§ **Short exercise**
All lines in which the word "rabbit" occurs are to be extracted.

(Dataset excerpts)

──────────

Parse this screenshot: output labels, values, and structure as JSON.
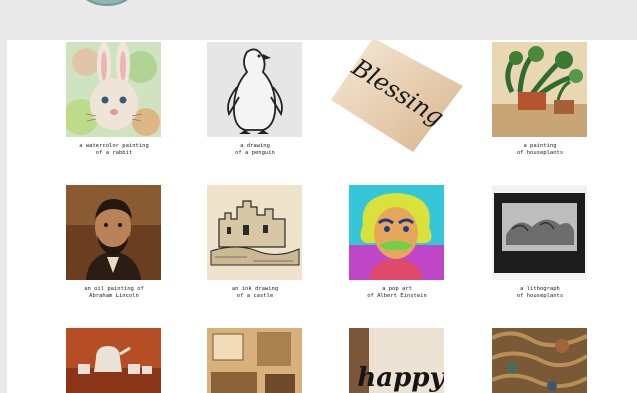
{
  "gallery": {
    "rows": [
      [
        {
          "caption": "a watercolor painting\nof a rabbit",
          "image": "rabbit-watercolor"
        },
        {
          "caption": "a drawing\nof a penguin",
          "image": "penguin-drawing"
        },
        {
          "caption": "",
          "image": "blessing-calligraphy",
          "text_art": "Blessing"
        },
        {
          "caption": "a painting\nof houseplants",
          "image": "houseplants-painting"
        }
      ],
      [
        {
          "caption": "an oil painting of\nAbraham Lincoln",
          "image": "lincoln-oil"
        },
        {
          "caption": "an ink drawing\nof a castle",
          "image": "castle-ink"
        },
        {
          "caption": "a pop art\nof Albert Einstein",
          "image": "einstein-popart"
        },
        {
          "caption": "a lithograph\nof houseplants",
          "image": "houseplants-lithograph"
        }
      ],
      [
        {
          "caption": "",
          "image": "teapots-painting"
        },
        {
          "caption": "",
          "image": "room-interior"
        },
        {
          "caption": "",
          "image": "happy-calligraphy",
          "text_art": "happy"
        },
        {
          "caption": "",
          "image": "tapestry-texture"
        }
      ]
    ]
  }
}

──────────

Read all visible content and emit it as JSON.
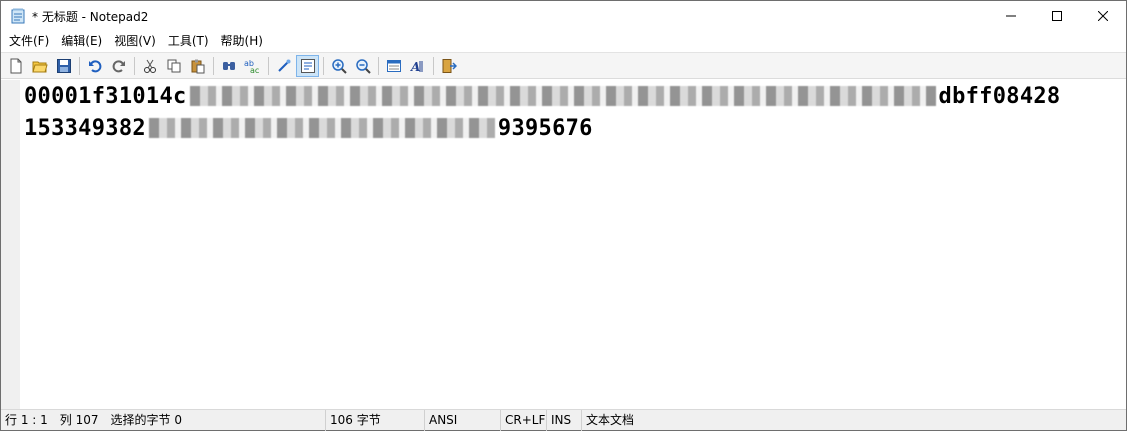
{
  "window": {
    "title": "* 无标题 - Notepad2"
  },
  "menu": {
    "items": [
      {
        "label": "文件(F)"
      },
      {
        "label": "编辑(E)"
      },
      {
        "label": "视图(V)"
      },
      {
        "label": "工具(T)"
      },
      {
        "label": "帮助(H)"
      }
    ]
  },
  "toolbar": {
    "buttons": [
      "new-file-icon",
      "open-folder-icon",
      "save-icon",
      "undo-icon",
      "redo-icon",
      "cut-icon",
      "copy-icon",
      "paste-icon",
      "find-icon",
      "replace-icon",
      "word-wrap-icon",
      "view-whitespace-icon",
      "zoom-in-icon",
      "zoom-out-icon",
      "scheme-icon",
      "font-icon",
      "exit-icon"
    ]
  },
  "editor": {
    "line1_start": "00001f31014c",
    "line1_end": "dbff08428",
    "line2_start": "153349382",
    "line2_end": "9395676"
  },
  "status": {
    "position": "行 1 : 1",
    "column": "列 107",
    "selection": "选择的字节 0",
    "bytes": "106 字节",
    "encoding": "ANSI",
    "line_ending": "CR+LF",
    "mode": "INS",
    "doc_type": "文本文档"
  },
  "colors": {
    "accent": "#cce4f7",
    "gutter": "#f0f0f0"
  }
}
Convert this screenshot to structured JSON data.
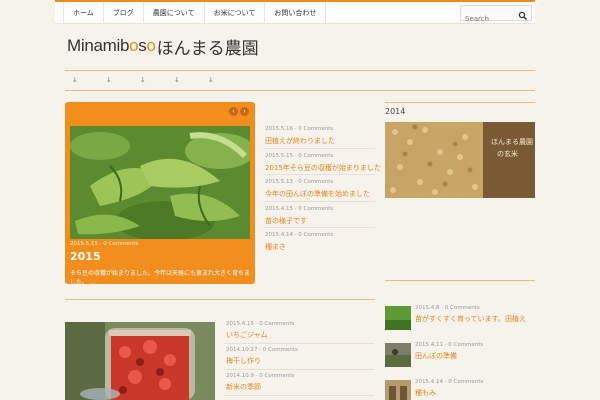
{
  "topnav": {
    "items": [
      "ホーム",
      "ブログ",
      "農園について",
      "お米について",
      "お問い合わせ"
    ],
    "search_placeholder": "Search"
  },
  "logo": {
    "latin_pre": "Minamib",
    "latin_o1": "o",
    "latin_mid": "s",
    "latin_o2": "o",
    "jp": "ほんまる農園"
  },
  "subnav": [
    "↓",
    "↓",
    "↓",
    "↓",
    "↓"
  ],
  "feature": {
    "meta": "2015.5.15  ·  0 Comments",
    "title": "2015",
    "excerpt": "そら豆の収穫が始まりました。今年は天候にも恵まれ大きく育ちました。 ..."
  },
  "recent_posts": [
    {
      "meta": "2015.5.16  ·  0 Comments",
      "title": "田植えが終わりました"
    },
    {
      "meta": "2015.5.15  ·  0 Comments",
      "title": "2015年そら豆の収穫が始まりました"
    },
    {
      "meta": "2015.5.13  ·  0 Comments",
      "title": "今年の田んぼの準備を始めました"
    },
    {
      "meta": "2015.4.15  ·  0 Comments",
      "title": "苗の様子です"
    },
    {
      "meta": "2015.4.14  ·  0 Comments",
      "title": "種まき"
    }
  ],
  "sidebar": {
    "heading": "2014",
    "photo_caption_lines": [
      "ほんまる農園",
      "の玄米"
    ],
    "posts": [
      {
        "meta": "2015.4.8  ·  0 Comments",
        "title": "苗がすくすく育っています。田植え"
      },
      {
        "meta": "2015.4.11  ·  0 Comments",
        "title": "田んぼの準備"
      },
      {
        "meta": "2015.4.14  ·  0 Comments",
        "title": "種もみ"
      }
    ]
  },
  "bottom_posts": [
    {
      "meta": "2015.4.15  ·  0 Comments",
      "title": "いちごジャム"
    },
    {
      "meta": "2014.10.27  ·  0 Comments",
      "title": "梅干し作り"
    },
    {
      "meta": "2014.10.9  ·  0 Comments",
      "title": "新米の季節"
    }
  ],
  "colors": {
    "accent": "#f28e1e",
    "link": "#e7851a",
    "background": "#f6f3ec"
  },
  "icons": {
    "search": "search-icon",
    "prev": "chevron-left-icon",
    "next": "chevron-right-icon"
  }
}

──────────

§ **Task solution**
          "caption": "a watercolor painting\nof a rabbit",
          "image": "rabbit-watercolor"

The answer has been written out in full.